## Start

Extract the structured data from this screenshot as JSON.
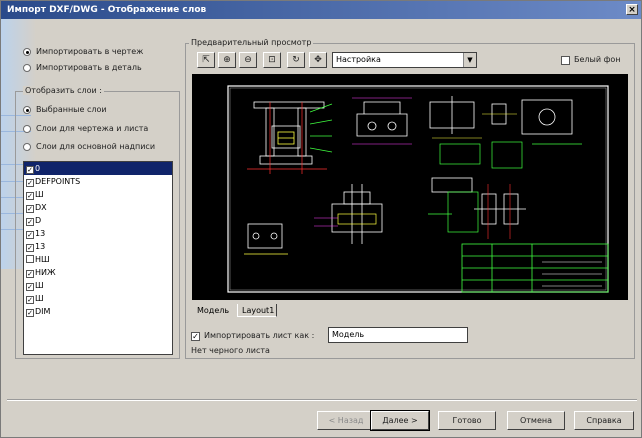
{
  "window": {
    "title": "Импорт DXF/DWG - Отображение слов",
    "close_glyph": "×"
  },
  "import_mode": {
    "options": [
      {
        "label": "Импортировать в чертеж",
        "selected": true
      },
      {
        "label": "Импортировать в деталь",
        "selected": false
      }
    ]
  },
  "layers_group": {
    "title": "Отобразить слои :",
    "options": [
      {
        "label": "Выбранные слои",
        "selected": true
      },
      {
        "label": "Слои для чертежа и листа",
        "selected": false
      },
      {
        "label": "Слои для основной надписи",
        "selected": false
      }
    ],
    "items": [
      {
        "label": "0",
        "checked": true,
        "selected": true
      },
      {
        "label": "DEFPOINTS",
        "checked": true,
        "selected": false
      },
      {
        "label": "Ш",
        "checked": true,
        "selected": false
      },
      {
        "label": "DX",
        "checked": true,
        "selected": false
      },
      {
        "label": "D",
        "checked": true,
        "selected": false
      },
      {
        "label": "13",
        "checked": true,
        "selected": false
      },
      {
        "label": "13",
        "checked": true,
        "selected": false
      },
      {
        "label": "НШ",
        "checked": false,
        "selected": false
      },
      {
        "label": "НИЖ",
        "checked": true,
        "selected": false
      },
      {
        "label": "Ш",
        "checked": true,
        "selected": false
      },
      {
        "label": "Ш",
        "checked": true,
        "selected": false
      },
      {
        "label": "DIM",
        "checked": true,
        "selected": false
      }
    ]
  },
  "preview": {
    "title": "Предварительный просмотр",
    "view_select": "Настройка",
    "white_bg_label": "Белый фон",
    "white_bg_checked": false,
    "tabs": [
      {
        "label": "Модель",
        "active": false
      },
      {
        "label": "Layout1",
        "active": true
      }
    ]
  },
  "import_sheet": {
    "label": "Импортировать лист как :",
    "checked": true,
    "value": "Модель",
    "note": "Нет черного листа"
  },
  "toolbar": {
    "icons": [
      "select-icon",
      "zoom-in-icon",
      "zoom-out-icon",
      "zoom-window-icon",
      "rotate-icon",
      "pan-icon"
    ]
  },
  "buttons": {
    "back": "< Назад",
    "next": "Далее >",
    "finish": "Готово",
    "cancel": "Отмена",
    "help": "Справка"
  },
  "colors": {
    "title_bar": "#2a4a8a",
    "drawing_bg": "#000000",
    "frame": "#ffffff"
  }
}
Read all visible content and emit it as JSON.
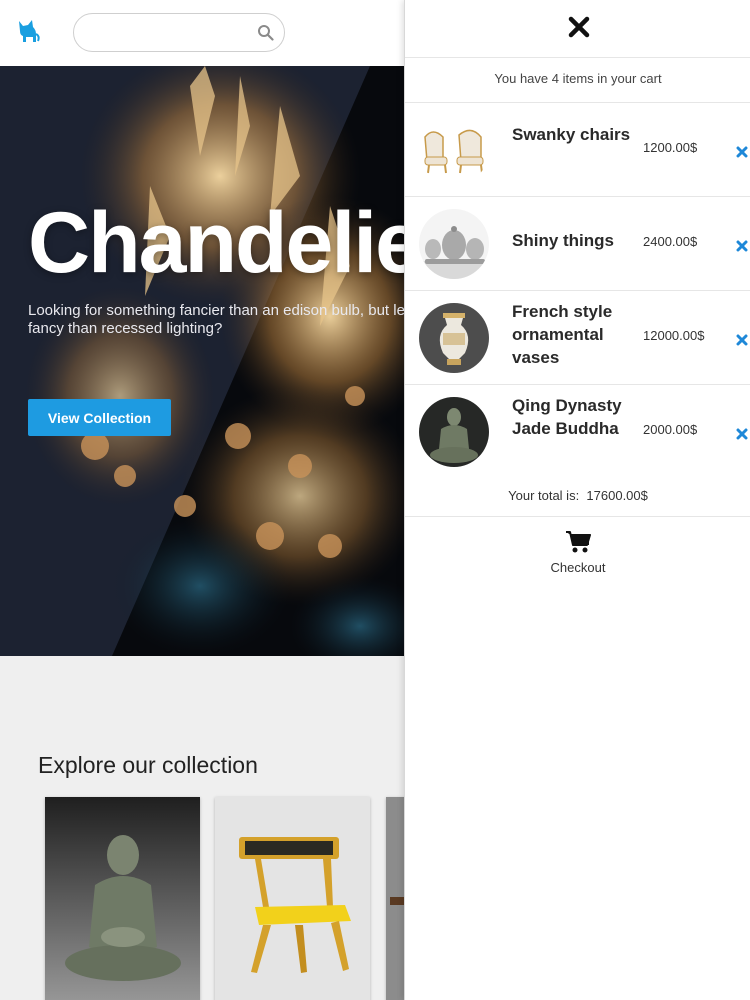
{
  "header": {
    "logo_icon": "cat-logo-icon",
    "search": {
      "value": "",
      "placeholder": "",
      "icon": "search-icon"
    }
  },
  "hero": {
    "title": "Chandelier",
    "subtitle": "Looking for something fancier than an edison bulb, but less fancy than recessed lighting?",
    "cta_label": "View Collection",
    "accent_color": "#1e9be1"
  },
  "collection": {
    "heading": "Explore our collection",
    "cards": [
      {
        "image": "jade-buddha-statue"
      },
      {
        "image": "yellow-painted-chair"
      },
      {
        "image": "partially-visible-item"
      }
    ]
  },
  "cart": {
    "close_icon": "close-icon",
    "count_text": "You have 4 items in your cart",
    "items": [
      {
        "name": "Swanky chairs",
        "price": "1200.00$",
        "thumb": "chairs"
      },
      {
        "name": "Shiny things",
        "price": "2400.00$",
        "thumb": "silver-tea-set"
      },
      {
        "name": "French style ornamental vases",
        "price": "12000.00$",
        "thumb": "vase"
      },
      {
        "name": "Qing Dynasty Jade Buddha",
        "price": "2000.00$",
        "thumb": "buddha"
      }
    ],
    "remove_icon": "remove-x-icon",
    "remove_color": "#1e88d8",
    "total_label": "Your total is:",
    "total_value": "17600.00$",
    "checkout_label": "Checkout",
    "checkout_icon": "shopping-cart-icon"
  }
}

## End

Every line above should be repeated exactly; pictures stay out of the copy.

■ **SOLVED PROBLEM**:
Extract the structured data from this screenshot as JSON.
{
  "window": {
    "title": "Импорт DXF/DWG - Отображение слов",
    "close_glyph": "×"
  },
  "import_mode": {
    "options": [
      {
        "label": "Импортировать в чертеж",
        "selected": true
      },
      {
        "label": "Импортировать в деталь",
        "selected": false
      }
    ]
  },
  "layers_group": {
    "title": "Отобразить слои :",
    "options": [
      {
        "label": "Выбранные слои",
        "selected": true
      },
      {
        "label": "Слои для чертежа и листа",
        "selected": false
      },
      {
        "label": "Слои для основной надписи",
        "selected": false
      }
    ],
    "items": [
      {
        "label": "0",
        "checked": true,
        "selected": true
      },
      {
        "label": "DEFPOINTS",
        "checked": true,
        "selected": false
      },
      {
        "label": "Ш",
        "checked": true,
        "selected": false
      },
      {
        "label": "DX",
        "checked": true,
        "selected": false
      },
      {
        "label": "D",
        "checked": true,
        "selected": false
      },
      {
        "label": "13",
        "checked": true,
        "selected": false
      },
      {
        "label": "13",
        "checked": true,
        "selected": false
      },
      {
        "label": "НШ",
        "checked": false,
        "selected": false
      },
      {
        "label": "НИЖ",
        "checked": true,
        "selected": false
      },
      {
        "label": "Ш",
        "checked": true,
        "selected": false
      },
      {
        "label": "Ш",
        "checked": true,
        "selected": false
      },
      {
        "label": "DIM",
        "checked": true,
        "selected": false
      }
    ]
  },
  "preview": {
    "title": "Предварительный просмотр",
    "view_select": "Настройка",
    "white_bg_label": "Белый фон",
    "white_bg_checked": false,
    "tabs": [
      {
        "label": "Модель",
        "active": false
      },
      {
        "label": "Layout1",
        "active": true
      }
    ]
  },
  "import_sheet": {
    "label": "Импортировать лист как :",
    "checked": true,
    "value": "Модель",
    "note": "Нет черного листа"
  },
  "toolbar": {
    "icons": [
      "select-icon",
      "zoom-in-icon",
      "zoom-out-icon",
      "zoom-window-icon",
      "rotate-icon",
      "pan-icon"
    ]
  },
  "buttons": {
    "back": "< Назад",
    "next": "Далее >",
    "finish": "Готово",
    "cancel": "Отмена",
    "help": "Справка"
  },
  "colors": {
    "title_bar": "#2a4a8a",
    "drawing_bg": "#000000",
    "frame": "#ffffff"
  }
}
Read all visible content and emit it as JSON.
{
  "header": {
    "logo_icon": "cat-logo-icon",
    "search": {
      "value": "",
      "placeholder": "",
      "icon": "search-icon"
    }
  },
  "hero": {
    "title": "Chandelier",
    "subtitle": "Looking for something fancier than an edison bulb, but less fancy than recessed lighting?",
    "cta_label": "View Collection",
    "accent_color": "#1e9be1"
  },
  "collection": {
    "heading": "Explore our collection",
    "cards": [
      {
        "image": "jade-buddha-statue"
      },
      {
        "image": "yellow-painted-chair"
      },
      {
        "image": "partially-visible-item"
      }
    ]
  },
  "cart": {
    "close_icon": "close-icon",
    "count_text": "You have 4 items in your cart",
    "items": [
      {
        "name": "Swanky chairs",
        "price": "1200.00$",
        "thumb": "chairs"
      },
      {
        "name": "Shiny things",
        "price": "2400.00$",
        "thumb": "silver-tea-set"
      },
      {
        "name": "French style ornamental vases",
        "price": "12000.00$",
        "thumb": "vase"
      },
      {
        "name": "Qing Dynasty Jade Buddha",
        "price": "2000.00$",
        "thumb": "buddha"
      }
    ],
    "remove_icon": "remove-x-icon",
    "remove_color": "#1e88d8",
    "total_label": "Your total is:",
    "total_value": "17600.00$",
    "checkout_label": "Checkout",
    "checkout_icon": "shopping-cart-icon"
  }
}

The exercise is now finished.